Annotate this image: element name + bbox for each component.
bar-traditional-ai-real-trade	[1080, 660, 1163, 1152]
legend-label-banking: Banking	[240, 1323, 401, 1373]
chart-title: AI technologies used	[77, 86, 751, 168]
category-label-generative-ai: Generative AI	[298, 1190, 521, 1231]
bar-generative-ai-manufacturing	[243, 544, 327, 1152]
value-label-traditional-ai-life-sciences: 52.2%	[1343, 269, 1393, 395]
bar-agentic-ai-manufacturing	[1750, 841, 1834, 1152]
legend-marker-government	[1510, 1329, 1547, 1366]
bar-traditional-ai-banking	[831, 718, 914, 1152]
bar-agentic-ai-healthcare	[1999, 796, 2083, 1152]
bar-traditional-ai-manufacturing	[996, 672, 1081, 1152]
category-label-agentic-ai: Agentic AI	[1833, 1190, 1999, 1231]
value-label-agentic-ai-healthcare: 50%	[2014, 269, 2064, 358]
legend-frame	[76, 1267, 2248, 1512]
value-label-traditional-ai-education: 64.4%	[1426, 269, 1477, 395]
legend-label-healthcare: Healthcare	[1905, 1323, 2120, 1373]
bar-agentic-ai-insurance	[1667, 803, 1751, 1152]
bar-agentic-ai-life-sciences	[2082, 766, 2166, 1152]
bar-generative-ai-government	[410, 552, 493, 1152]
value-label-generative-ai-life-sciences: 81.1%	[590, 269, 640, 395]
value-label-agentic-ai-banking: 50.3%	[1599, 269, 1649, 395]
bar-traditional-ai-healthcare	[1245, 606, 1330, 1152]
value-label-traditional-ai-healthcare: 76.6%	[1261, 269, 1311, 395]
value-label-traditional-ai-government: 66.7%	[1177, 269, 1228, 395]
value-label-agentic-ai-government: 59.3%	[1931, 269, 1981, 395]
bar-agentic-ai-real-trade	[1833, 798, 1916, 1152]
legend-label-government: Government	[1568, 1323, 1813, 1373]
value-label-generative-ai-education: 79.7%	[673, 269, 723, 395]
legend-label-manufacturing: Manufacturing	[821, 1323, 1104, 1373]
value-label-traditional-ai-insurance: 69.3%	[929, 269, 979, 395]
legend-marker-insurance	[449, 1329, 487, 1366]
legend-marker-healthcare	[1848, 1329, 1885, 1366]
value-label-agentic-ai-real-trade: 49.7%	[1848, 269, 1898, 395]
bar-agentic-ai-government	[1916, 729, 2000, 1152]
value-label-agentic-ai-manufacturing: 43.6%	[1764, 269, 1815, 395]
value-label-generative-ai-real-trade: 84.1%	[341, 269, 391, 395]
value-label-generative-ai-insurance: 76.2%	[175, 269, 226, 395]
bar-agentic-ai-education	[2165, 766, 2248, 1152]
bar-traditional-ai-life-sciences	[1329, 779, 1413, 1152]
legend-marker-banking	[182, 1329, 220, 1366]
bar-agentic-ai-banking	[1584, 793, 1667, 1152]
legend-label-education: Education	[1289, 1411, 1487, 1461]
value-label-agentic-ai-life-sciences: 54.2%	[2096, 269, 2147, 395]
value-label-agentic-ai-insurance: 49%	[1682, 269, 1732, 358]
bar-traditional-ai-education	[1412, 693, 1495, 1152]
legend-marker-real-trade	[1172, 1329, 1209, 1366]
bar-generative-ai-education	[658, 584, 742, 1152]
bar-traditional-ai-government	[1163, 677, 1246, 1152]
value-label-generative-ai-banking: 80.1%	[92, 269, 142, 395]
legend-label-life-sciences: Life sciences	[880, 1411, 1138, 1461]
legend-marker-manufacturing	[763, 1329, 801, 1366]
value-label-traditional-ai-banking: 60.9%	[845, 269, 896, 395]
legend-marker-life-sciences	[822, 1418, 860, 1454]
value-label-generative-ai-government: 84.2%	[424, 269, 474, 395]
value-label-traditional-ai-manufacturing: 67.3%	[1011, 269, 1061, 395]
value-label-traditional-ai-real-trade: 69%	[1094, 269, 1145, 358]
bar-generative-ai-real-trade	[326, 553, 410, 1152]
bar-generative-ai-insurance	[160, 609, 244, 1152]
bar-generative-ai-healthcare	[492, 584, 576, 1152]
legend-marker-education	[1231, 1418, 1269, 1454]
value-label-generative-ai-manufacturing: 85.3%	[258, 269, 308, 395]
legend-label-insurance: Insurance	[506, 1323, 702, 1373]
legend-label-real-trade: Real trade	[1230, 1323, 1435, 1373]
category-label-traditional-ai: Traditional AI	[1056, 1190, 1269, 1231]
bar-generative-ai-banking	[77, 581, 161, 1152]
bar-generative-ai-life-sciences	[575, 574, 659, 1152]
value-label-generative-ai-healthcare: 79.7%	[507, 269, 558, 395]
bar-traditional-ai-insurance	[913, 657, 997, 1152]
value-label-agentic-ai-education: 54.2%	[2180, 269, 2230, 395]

◆ ◆ ◆ ◆

Rename every occurrence of "value-label" to "data-label" throughout the records, and reproduce all the lines with nothing else changed.

Annotate this image: element name + bbox for each component.
bar-traditional-ai-real-trade	[1080, 660, 1163, 1152]
legend-label-banking: Banking	[240, 1323, 401, 1373]
chart-title: AI technologies used	[77, 86, 751, 168]
category-label-generative-ai: Generative AI	[298, 1190, 521, 1231]
bar-generative-ai-manufacturing	[243, 544, 327, 1152]
data-label-traditional-ai-life-sciences: 52.2%	[1343, 269, 1393, 395]
bar-agentic-ai-manufacturing	[1750, 841, 1834, 1152]
legend-marker-government	[1510, 1329, 1547, 1366]
bar-traditional-ai-banking	[831, 718, 914, 1152]
bar-agentic-ai-healthcare	[1999, 796, 2083, 1152]
bar-traditional-ai-manufacturing	[996, 672, 1081, 1152]
category-label-agentic-ai: Agentic AI	[1833, 1190, 1999, 1231]
data-label-agentic-ai-healthcare: 50%	[2014, 269, 2064, 358]
legend-frame	[76, 1267, 2248, 1512]
data-label-traditional-ai-education: 64.4%	[1426, 269, 1477, 395]
legend-label-healthcare: Healthcare	[1905, 1323, 2120, 1373]
bar-agentic-ai-insurance	[1667, 803, 1751, 1152]
bar-agentic-ai-life-sciences	[2082, 766, 2166, 1152]
bar-generative-ai-government	[410, 552, 493, 1152]
data-label-generative-ai-life-sciences: 81.1%	[590, 269, 640, 395]
data-label-agentic-ai-banking: 50.3%	[1599, 269, 1649, 395]
bar-traditional-ai-healthcare	[1245, 606, 1330, 1152]
data-label-traditional-ai-healthcare: 76.6%	[1261, 269, 1311, 395]
data-label-traditional-ai-government: 66.7%	[1177, 269, 1228, 395]
data-label-agentic-ai-government: 59.3%	[1931, 269, 1981, 395]
bar-agentic-ai-real-trade	[1833, 798, 1916, 1152]
legend-label-government: Government	[1568, 1323, 1813, 1373]
data-label-generative-ai-education: 79.7%	[673, 269, 723, 395]
legend-label-manufacturing: Manufacturing	[821, 1323, 1104, 1373]
data-label-traditional-ai-insurance: 69.3%	[929, 269, 979, 395]
legend-marker-insurance	[449, 1329, 487, 1366]
legend-marker-healthcare	[1848, 1329, 1885, 1366]
data-label-agentic-ai-real-trade: 49.7%	[1848, 269, 1898, 395]
bar-agentic-ai-government	[1916, 729, 2000, 1152]
data-label-agentic-ai-manufacturing: 43.6%	[1764, 269, 1815, 395]
data-label-generative-ai-real-trade: 84.1%	[341, 269, 391, 395]
data-label-generative-ai-insurance: 76.2%	[175, 269, 226, 395]
bar-agentic-ai-education	[2165, 766, 2248, 1152]
bar-traditional-ai-life-sciences	[1329, 779, 1413, 1152]
legend-marker-banking	[182, 1329, 220, 1366]
bar-agentic-ai-banking	[1584, 793, 1667, 1152]
legend-label-education: Education	[1289, 1411, 1487, 1461]
data-label-agentic-ai-life-sciences: 54.2%	[2096, 269, 2147, 395]
data-label-agentic-ai-insurance: 49%	[1682, 269, 1732, 358]
bar-traditional-ai-education	[1412, 693, 1495, 1152]
legend-marker-real-trade	[1172, 1329, 1209, 1366]
bar-generative-ai-education	[658, 584, 742, 1152]
bar-traditional-ai-government	[1163, 677, 1246, 1152]
data-label-generative-ai-banking: 80.1%	[92, 269, 142, 395]
legend-label-life-sciences: Life sciences	[880, 1411, 1138, 1461]
legend-marker-manufacturing	[763, 1329, 801, 1366]
data-label-traditional-ai-banking: 60.9%	[845, 269, 896, 395]
legend-marker-life-sciences	[822, 1418, 860, 1454]
data-label-generative-ai-government: 84.2%	[424, 269, 474, 395]
data-label-traditional-ai-manufacturing: 67.3%	[1011, 269, 1061, 395]
data-label-traditional-ai-real-trade: 69%	[1094, 269, 1145, 358]
bar-generative-ai-real-trade	[326, 553, 410, 1152]
bar-generative-ai-insurance	[160, 609, 244, 1152]
bar-generative-ai-healthcare	[492, 584, 576, 1152]
legend-marker-education	[1231, 1418, 1269, 1454]
data-label-generative-ai-manufacturing: 85.3%	[258, 269, 308, 395]
legend-label-insurance: Insurance	[506, 1323, 702, 1373]
legend-label-real-trade: Real trade	[1230, 1323, 1435, 1373]
category-label-traditional-ai: Traditional AI	[1056, 1190, 1269, 1231]
bar-generative-ai-banking	[77, 581, 161, 1152]
bar-generative-ai-life-sciences	[575, 574, 659, 1152]
data-label-generative-ai-healthcare: 79.7%	[507, 269, 558, 395]
bar-traditional-ai-insurance	[913, 657, 997, 1152]
data-label-agentic-ai-education: 54.2%	[2180, 269, 2230, 395]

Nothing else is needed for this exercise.